*Chart and figure data*:
╭──
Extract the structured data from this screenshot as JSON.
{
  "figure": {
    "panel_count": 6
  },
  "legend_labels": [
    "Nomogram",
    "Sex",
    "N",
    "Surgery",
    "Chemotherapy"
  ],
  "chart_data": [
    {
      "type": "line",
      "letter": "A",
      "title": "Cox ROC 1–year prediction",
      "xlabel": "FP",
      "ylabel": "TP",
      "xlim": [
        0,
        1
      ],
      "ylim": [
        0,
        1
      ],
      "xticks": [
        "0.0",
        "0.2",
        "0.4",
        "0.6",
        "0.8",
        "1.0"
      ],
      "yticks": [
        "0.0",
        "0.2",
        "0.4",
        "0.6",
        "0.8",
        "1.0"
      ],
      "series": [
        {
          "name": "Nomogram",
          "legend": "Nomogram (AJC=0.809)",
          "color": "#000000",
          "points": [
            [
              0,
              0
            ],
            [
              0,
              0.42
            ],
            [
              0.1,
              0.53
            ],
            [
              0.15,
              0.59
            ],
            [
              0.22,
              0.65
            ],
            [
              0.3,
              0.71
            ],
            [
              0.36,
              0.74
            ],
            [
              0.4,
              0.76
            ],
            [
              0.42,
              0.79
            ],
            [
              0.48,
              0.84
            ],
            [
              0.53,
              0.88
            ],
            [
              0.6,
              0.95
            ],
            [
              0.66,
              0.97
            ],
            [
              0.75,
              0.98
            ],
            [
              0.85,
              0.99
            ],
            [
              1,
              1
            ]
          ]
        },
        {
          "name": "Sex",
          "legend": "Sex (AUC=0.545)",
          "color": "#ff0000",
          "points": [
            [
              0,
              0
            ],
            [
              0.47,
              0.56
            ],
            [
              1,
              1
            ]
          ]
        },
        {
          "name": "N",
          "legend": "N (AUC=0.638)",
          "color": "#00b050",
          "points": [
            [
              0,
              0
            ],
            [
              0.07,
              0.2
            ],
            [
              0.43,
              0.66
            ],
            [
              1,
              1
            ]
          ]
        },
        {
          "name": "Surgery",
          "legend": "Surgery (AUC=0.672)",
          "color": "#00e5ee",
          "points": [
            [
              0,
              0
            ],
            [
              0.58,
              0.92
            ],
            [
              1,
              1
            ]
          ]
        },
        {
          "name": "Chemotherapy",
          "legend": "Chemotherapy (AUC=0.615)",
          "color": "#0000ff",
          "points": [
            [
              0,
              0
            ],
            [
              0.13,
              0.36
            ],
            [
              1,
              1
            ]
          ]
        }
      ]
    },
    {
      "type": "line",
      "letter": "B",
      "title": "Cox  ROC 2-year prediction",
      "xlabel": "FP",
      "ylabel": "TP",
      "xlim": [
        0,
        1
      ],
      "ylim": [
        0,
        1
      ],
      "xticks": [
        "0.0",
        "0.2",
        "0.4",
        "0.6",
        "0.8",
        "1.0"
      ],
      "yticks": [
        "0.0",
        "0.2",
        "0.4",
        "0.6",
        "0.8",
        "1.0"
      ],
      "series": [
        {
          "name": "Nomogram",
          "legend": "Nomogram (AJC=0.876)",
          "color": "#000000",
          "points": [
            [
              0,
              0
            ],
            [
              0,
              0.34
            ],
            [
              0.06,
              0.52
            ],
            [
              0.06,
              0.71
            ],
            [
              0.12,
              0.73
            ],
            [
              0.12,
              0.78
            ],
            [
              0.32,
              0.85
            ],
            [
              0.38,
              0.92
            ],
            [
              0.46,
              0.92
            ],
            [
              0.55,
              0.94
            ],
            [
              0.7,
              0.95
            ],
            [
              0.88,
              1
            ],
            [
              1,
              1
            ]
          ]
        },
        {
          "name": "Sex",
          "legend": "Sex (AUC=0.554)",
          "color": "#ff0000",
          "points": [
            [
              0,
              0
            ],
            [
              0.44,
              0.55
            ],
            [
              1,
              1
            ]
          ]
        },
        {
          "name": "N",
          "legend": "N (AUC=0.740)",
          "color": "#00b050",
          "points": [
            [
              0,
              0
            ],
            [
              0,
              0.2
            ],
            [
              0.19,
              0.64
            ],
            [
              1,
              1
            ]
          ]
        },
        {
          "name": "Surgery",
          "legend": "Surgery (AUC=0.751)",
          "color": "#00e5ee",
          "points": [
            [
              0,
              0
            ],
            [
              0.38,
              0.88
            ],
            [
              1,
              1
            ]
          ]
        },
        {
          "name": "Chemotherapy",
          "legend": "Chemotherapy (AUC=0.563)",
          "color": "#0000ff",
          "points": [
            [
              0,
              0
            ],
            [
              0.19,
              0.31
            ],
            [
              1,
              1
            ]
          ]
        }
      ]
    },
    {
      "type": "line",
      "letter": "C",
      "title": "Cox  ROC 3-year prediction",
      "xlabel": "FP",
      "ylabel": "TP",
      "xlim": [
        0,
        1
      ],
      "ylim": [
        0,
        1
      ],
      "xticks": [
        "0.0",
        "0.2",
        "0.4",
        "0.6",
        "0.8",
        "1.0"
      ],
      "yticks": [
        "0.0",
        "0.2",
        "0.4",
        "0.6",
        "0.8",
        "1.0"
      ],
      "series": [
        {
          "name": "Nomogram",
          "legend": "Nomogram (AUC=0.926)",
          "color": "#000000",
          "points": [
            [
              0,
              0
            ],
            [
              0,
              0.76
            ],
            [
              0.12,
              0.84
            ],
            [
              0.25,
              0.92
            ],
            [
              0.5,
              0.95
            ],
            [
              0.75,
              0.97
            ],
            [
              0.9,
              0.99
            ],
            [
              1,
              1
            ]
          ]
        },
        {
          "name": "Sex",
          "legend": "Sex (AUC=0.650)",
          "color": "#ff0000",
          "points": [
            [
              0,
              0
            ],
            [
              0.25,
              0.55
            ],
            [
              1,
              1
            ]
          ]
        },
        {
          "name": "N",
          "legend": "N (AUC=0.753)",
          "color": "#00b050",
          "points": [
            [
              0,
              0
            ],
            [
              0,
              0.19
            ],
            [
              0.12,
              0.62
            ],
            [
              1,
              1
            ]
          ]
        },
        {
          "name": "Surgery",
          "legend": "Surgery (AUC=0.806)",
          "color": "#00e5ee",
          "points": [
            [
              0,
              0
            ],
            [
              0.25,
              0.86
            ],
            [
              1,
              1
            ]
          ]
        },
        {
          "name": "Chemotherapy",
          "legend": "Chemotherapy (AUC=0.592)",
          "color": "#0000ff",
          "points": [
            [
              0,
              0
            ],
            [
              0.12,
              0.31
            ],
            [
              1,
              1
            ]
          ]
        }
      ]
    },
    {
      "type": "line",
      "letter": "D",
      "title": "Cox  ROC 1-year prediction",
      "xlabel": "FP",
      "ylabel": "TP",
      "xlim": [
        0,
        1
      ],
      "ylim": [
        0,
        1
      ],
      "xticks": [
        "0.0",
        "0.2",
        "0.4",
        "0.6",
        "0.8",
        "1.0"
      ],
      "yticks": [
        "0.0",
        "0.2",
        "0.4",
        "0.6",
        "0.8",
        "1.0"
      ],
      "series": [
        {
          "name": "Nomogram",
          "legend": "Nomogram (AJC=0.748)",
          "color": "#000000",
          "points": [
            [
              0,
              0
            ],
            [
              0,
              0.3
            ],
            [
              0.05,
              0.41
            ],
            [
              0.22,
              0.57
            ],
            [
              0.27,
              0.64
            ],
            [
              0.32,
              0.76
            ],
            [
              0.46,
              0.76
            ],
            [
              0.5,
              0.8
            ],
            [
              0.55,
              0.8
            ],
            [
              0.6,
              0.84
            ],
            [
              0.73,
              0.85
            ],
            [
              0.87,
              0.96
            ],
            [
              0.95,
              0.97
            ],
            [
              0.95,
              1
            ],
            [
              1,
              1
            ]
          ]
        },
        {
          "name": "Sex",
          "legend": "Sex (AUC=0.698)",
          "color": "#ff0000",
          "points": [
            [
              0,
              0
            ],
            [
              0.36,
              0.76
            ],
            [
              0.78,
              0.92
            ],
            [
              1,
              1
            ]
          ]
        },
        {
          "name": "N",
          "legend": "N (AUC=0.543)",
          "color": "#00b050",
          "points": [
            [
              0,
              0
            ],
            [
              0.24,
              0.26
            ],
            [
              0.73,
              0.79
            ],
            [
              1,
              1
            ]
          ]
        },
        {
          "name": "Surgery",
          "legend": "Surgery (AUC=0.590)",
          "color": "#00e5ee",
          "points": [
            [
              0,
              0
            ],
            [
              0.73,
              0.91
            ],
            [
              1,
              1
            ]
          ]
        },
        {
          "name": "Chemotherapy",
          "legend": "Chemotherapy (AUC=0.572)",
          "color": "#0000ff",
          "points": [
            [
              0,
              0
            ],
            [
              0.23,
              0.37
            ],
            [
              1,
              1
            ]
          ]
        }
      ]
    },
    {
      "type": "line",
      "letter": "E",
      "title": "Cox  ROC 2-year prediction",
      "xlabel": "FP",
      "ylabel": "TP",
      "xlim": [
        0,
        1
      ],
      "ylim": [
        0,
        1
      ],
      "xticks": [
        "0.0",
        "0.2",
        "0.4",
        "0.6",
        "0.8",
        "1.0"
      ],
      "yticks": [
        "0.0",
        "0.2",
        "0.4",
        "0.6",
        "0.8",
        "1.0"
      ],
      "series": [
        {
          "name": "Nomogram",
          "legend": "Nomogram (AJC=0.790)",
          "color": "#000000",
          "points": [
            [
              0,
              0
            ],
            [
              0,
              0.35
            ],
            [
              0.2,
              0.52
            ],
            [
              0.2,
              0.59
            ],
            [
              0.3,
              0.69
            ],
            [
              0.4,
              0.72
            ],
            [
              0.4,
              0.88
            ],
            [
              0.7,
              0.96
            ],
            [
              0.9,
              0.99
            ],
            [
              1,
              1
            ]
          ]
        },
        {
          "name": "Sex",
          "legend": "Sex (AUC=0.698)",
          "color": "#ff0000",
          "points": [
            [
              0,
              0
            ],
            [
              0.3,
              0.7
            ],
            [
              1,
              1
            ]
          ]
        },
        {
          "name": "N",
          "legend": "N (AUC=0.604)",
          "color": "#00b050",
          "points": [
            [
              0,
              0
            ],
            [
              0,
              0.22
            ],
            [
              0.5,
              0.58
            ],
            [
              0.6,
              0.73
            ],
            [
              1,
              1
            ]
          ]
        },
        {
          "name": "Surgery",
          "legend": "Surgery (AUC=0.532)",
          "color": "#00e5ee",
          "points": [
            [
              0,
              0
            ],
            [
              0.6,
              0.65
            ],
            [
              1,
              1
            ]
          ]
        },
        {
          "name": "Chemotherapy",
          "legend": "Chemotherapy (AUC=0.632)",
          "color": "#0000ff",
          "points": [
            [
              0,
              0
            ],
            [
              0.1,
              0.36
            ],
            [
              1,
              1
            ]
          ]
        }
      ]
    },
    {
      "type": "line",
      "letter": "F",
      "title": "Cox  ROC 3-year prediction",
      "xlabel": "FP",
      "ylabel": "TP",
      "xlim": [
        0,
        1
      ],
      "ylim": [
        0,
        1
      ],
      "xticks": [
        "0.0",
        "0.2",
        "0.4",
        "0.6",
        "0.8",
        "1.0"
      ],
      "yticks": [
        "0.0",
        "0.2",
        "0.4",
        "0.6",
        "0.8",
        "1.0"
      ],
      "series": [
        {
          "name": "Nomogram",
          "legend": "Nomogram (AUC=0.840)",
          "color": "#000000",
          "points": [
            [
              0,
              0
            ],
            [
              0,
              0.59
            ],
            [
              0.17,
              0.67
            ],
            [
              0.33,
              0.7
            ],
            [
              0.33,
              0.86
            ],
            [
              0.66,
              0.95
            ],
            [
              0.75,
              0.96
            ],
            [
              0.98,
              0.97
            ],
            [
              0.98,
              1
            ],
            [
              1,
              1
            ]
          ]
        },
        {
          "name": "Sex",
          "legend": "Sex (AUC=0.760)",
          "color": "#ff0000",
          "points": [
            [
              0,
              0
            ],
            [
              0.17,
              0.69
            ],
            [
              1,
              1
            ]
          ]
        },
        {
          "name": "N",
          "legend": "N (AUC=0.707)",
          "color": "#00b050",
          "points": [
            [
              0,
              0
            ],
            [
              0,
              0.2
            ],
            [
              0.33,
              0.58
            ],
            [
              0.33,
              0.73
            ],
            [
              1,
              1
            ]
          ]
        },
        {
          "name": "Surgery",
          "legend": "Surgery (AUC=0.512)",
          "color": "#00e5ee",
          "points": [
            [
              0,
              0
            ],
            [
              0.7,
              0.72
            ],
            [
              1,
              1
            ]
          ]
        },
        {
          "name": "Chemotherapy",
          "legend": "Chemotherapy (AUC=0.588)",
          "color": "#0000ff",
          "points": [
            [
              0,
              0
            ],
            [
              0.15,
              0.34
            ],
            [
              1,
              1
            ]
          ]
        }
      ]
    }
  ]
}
╰──
*What is asked*: Check each line above for the word "letter", and copy the lines where it appears.

*Worked answer*:
      "letter": "A",
      "letter": "B",
      "letter": "C",
      "letter": "D",
      "letter": "E",
      "letter": "F",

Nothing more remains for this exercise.